WHAT YOU NEED TO DO: Select the lines of the records containing the word "elevada" and list them.

(Saved entries)

##############################

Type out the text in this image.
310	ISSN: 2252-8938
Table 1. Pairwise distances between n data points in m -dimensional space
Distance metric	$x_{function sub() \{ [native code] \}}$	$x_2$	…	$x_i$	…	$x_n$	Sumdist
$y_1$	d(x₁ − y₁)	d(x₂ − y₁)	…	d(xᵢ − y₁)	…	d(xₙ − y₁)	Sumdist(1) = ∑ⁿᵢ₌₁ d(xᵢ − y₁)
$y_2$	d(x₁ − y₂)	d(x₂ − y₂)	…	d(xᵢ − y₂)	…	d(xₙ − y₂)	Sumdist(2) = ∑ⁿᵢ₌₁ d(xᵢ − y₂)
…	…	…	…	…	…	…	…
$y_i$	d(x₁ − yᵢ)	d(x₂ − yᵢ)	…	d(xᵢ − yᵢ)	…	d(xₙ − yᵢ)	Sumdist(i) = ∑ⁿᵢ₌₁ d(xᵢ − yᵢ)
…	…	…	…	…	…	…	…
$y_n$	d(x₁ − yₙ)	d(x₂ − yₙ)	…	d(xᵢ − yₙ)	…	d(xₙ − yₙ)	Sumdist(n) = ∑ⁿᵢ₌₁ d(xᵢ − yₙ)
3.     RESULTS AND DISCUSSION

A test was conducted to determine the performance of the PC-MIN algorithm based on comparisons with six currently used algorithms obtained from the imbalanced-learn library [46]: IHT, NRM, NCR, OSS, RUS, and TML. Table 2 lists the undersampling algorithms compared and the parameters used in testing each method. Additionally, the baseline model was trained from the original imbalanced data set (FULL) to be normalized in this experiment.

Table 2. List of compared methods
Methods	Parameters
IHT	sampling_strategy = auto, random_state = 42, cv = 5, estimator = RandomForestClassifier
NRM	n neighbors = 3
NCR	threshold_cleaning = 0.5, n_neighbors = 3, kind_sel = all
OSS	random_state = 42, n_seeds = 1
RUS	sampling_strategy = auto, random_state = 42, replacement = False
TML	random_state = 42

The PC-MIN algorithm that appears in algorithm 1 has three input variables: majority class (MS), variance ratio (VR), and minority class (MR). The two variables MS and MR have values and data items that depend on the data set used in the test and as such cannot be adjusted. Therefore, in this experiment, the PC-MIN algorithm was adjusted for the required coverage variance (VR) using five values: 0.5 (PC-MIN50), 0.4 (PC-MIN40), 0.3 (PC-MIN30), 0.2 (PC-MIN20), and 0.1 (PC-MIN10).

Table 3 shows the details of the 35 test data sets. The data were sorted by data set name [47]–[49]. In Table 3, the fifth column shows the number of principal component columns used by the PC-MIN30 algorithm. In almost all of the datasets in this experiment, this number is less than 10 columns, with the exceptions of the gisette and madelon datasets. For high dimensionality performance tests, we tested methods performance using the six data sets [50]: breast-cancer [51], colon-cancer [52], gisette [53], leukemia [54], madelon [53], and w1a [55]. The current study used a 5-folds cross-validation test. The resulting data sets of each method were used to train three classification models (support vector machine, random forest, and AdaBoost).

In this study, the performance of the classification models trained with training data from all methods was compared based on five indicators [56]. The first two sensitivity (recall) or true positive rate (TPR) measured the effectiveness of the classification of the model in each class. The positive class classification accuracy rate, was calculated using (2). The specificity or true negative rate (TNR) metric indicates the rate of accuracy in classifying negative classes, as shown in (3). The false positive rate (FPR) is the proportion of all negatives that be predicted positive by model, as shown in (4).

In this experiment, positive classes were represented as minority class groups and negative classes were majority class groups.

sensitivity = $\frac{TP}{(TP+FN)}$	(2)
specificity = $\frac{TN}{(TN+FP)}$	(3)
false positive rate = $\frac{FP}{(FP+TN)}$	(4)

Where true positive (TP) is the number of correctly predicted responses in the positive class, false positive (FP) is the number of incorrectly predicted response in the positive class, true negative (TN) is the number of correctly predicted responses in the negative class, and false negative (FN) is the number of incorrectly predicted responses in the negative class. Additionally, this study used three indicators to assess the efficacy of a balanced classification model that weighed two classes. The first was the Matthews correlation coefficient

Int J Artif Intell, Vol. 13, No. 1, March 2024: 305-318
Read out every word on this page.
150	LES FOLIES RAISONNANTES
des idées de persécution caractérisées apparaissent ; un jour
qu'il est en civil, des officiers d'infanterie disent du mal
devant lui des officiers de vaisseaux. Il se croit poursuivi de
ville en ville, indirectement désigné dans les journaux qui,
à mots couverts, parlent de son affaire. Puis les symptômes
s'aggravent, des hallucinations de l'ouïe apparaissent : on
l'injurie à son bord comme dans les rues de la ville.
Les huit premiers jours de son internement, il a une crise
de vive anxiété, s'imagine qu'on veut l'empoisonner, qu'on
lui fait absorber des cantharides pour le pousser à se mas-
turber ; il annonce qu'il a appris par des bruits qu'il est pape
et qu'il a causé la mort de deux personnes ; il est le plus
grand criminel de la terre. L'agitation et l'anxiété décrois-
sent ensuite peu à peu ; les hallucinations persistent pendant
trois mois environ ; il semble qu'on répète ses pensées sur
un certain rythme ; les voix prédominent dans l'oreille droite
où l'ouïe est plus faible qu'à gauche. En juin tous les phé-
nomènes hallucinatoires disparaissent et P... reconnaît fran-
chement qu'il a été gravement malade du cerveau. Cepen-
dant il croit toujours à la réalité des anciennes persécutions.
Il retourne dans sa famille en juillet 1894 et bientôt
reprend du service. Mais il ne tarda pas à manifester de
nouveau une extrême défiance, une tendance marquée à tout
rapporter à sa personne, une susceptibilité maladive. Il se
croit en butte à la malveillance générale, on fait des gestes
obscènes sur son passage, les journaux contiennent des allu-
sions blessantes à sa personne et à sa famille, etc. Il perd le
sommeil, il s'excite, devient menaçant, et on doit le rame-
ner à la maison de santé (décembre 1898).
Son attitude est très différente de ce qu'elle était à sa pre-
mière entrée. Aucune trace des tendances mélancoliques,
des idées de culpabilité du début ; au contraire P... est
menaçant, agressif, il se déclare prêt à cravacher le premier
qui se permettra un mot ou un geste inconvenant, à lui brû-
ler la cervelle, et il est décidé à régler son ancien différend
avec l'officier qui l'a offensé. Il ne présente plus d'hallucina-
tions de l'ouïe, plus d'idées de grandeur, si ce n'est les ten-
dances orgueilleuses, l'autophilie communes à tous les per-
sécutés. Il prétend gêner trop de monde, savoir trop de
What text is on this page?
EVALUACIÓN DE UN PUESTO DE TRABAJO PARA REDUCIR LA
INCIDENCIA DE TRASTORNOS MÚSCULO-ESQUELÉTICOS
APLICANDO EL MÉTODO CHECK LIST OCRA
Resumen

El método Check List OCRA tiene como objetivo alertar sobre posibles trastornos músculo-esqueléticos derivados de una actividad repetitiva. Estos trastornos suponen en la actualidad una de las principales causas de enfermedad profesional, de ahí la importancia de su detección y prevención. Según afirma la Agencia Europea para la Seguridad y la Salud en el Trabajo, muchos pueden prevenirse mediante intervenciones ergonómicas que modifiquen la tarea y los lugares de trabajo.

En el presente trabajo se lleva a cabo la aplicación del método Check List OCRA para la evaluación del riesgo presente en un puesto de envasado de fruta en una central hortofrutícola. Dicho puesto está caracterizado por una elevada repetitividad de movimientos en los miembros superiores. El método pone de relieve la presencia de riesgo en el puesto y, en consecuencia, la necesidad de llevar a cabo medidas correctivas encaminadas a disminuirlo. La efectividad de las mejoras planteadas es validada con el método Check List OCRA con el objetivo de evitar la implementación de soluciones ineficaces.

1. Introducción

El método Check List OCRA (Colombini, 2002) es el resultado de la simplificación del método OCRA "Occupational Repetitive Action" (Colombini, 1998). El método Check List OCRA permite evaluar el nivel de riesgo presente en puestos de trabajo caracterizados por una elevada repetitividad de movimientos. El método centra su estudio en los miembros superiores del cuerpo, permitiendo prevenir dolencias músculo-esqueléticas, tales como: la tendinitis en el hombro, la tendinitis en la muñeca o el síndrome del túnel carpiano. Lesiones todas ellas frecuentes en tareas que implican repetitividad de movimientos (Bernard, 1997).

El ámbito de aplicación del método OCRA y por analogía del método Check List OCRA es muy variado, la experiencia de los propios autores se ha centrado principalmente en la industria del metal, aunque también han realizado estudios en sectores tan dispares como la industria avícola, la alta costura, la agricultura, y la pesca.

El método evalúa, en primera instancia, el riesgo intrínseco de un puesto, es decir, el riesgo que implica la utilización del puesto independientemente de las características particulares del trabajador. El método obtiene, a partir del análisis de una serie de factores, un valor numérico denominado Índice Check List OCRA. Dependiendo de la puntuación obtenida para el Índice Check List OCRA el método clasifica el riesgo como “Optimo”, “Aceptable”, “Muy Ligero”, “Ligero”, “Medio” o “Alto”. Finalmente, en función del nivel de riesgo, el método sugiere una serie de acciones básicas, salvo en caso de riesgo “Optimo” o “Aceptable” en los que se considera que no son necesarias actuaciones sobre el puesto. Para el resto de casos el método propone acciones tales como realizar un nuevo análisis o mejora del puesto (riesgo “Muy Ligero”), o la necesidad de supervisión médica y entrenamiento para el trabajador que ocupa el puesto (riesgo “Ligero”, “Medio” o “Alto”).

##############################

TASK SOLUTION:
En el presente trabajo se lleva a cabo la aplicación del método Check List OCRA para la evaluación del riesgo presente en un puesto de envasado de fruta en una central hortofrutícola. Dicho puesto está caracterizado por una elevada repetitividad de movimientos en los miembros superiores. El método pone de relieve la presencia de riesgo en el puesto y, en consecuencia, la necesidad de llevar a cabo medidas correctivas encaminadas a disminuirlo. La efectividad de las mejoras planteadas es validada con el método Check List OCRA con el objetivo de evitar la implementación de soluciones ineficaces.
El método Check List OCRA (Colombini, 2002) es el resultado de la simplificación del método OCRA "Occupational Repetitive Action" (Colombini, 1998). El método Check List OCRA permite evaluar el nivel de riesgo presente en puestos de trabajo caracterizados por una elevada repetitividad de movimientos. El método centra su estudio en los miembros superiores del cuerpo, permitiendo prevenir dolencias músculo-esqueléticas, tales como: la tendinitis en el hombro, la tendinitis en la muñeca o el síndrome del túnel carpiano. Lesiones todas ellas frecuentes en tareas que implican repetitividad de movimientos (Bernard, 1997).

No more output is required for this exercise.